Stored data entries
==*==
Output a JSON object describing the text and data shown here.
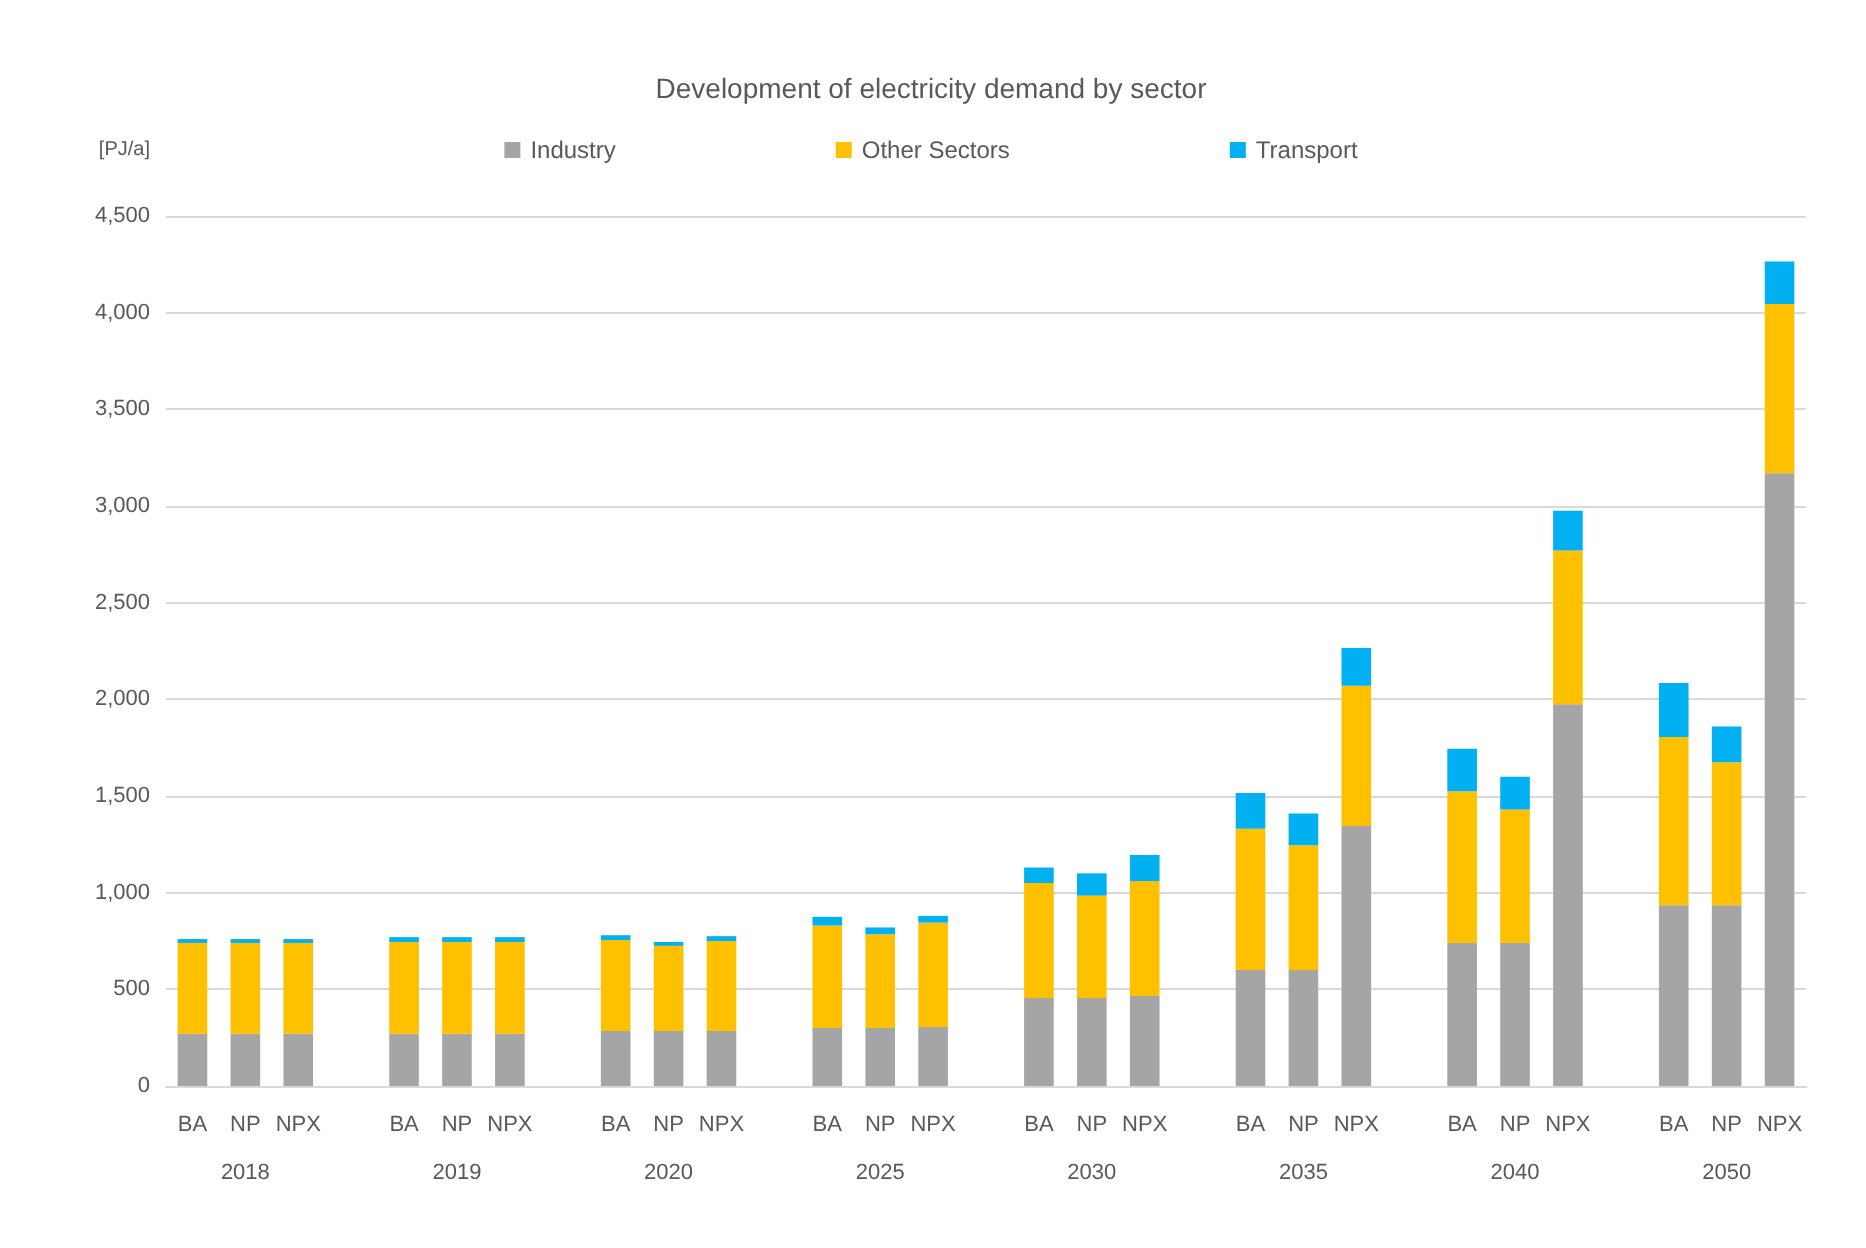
{
  "chart_data": {
    "type": "bar",
    "title": "Development of electricity demand by sector",
    "ylabel": "[PJ/a]",
    "categories": [
      "BA",
      "NP",
      "NPX",
      null,
      "BA",
      "NP",
      "NPX",
      null,
      "BA",
      "NP",
      "NPX",
      null,
      "BA",
      "NP",
      "NPX",
      null,
      "BA",
      "NP",
      "NPX",
      null,
      "BA",
      "NP",
      "NPX",
      null,
      "BA",
      "NP",
      "NPX",
      null,
      "BA",
      "NP",
      "NPX"
    ],
    "annotations": [
      "2018",
      "2019",
      "2020",
      "2025",
      "2030",
      "2035",
      "2040",
      "2050"
    ],
    "stacked": true,
    "series": [
      {
        "name": "Industry",
        "color": "#a5a5a5",
        "values": [
          270,
          270,
          270,
          null,
          270,
          270,
          270,
          null,
          285,
          285,
          285,
          null,
          300,
          300,
          305,
          null,
          455,
          455,
          465,
          null,
          600,
          600,
          1345,
          null,
          740,
          740,
          1975,
          null,
          935,
          935,
          3170
        ]
      },
      {
        "name": "Other Sectors",
        "color": "#ffc000",
        "values": [
          470,
          470,
          470,
          null,
          475,
          475,
          475,
          null,
          470,
          440,
          465,
          null,
          530,
          485,
          540,
          null,
          595,
          530,
          595,
          null,
          730,
          645,
          725,
          null,
          785,
          690,
          795,
          null,
          870,
          740,
          875
        ]
      },
      {
        "name": "Transport",
        "color": "#00b0f0",
        "values": [
          20,
          20,
          20,
          null,
          25,
          25,
          25,
          null,
          25,
          20,
          25,
          null,
          45,
          35,
          35,
          null,
          80,
          115,
          135,
          null,
          185,
          165,
          195,
          null,
          220,
          170,
          205,
          null,
          280,
          185,
          220
        ]
      }
    ],
    "ylim": [
      0,
      4500
    ],
    "yticks": [
      0,
      500,
      {
        "value": 1000,
        "label": "1,000"
      },
      {
        "value": 1500,
        "label": "1,500"
      },
      {
        "value": 2000,
        "label": "2,000"
      },
      {
        "value": 2500,
        "label": "2,500"
      },
      {
        "value": 3000,
        "label": "3,000"
      },
      {
        "value": 3500,
        "label": "3,500"
      },
      {
        "value": 4000,
        "label": "4,000"
      },
      {
        "value": 4500,
        "label": "4,500"
      }
    ],
    "grid": "y",
    "legend": "top"
  }
}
==*==
Within the listing, how many lines hold the word "name"? Only the number is to be given.

3